**Task statement:** Repeat the listing word for word. No pictures belong in the copy.

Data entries
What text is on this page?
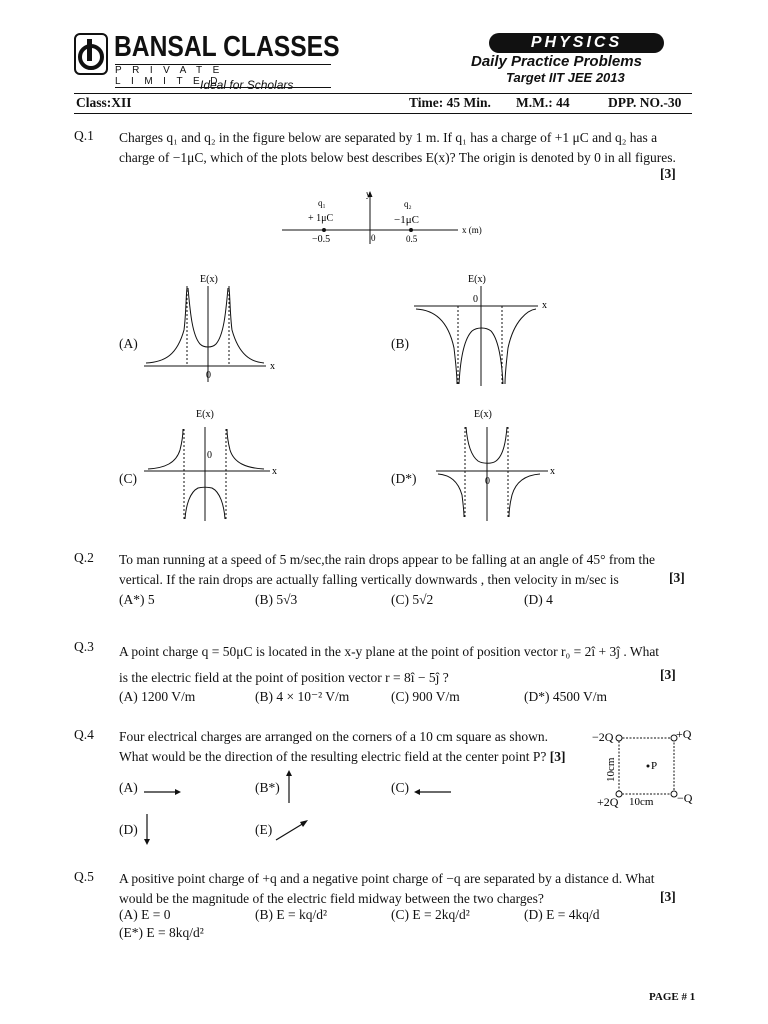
BANSAL CLASSES
PRIVATE LIMITED
Ideal for Scholars
PHYSICS
Daily Practice Problems
Target IIT JEE 2013
Class:XII	Time: 45 Min. M.M.: 44	DPP. NO.-30
Q.1 Charges q₁ and q₂ in the figure below are separated by 1 m. If q₁ has a charge of +1 μC and q₂ has a
charge of −1μC, which of the plots below best describes E(x)? The origin is denoted by 0 in all figures.
[3]
q₁
+ 1μC
q₂
−1μC
y
x (m)
−0.5	0	0.5
(A)
E(x)
x
0
(B)
E(x)
x
0
(C)
E(x)
x
0
(D*)
E(x)
x
0
Q.2 To man running at a speed of 5 m/sec,the rain drops appear to be falling at an angle of 45° from the
vertical. If the rain drops are actually falling vertically downwards , then velocity in m/sec is	[3]
(A*) 5	(B) 5√3	(C) 5√2	(D) 4
Q.3 A point charge q = 50μC is located in the x-y plane at the point of position vector r₀ = 2î + 3ĵ . What
is the electric field at the point of position vector r = 8î − 5ĵ ?	[3]
(A) 1200 V/m	(B) 4 × 10⁻² V/m	(C) 900 V/m	(D*) 4500 V/m
Q.4 Four electrical charges are arranged on the corners of a 10 cm square as shown.
What would be the direction of the resulting electric field at the center point P? [3]
(A)	(B*)	(C)
(D)	(E)
−2Q	+Q
+2Q	−Q
P
10cm
10cm
Q.5 A positive point charge of +q and a negative point charge of −q are separated by a distance d. What
would be the magnitude of the electric field midway between the two charges?	[3]
(A) E = 0	(B) E = kq/d²	(C) E = 2kq/d²	(D) E = 4kq/d
(E*) E = 8kq/d²
PAGE # 1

**Reply to the exercise:**
What text is on this page?
BANSAL CLASSES
PRIVATE LIMITED
Ideal for Scholars
PHYSICS
Daily Practice Problems
Target IIT JEE 2013
Class:XII	Time: 45 Min. M.M.: 44	DPP. NO.-30
Q.1 Charges q₁ and q₂ in the figure below are separated by 1 m. If q₁ has a charge of +1 μC and q₂ has a
charge of −1μC, which of the plots below best describes E(x)? The origin is denoted by 0 in all figures.
[3]
q₁
+ 1μC
q₂
−1μC
y
x (m)
−0.5	0	0.5
(A)
E(x)
x
0
(B)
E(x)
x
0
(C)
E(x)
x
0
(D*)
E(x)
x
0
Q.2 To man running at a speed of 5 m/sec,the rain drops appear to be falling at an angle of 45° from the
vertical. If the rain drops are actually falling vertically downwards , then velocity in m/sec is	[3]
(A*) 5	(B) 5√3	(C) 5√2	(D) 4
Q.3 A point charge q = 50μC is located in the x-y plane at the point of position vector r₀ = 2î + 3ĵ . What
is the electric field at the point of position vector r = 8î − 5ĵ ?	[3]
(A) 1200 V/m	(B) 4 × 10⁻² V/m	(C) 900 V/m	(D*) 4500 V/m
Q.4 Four electrical charges are arranged on the corners of a 10 cm square as shown.
What would be the direction of the resulting electric field at the center point P? [3]
(A)	(B*)	(C)
(D)	(E)
−2Q	+Q
+2Q	−Q
P
10cm
10cm
Q.5 A positive point charge of +q and a negative point charge of −q are separated by a distance d. What
would be the magnitude of the electric field midway between the two charges?	[3]
(A) E = 0	(B) E = kq/d²	(C) E = 2kq/d²	(D) E = 4kq/d
(E*) E = 8kq/d²
PAGE # 1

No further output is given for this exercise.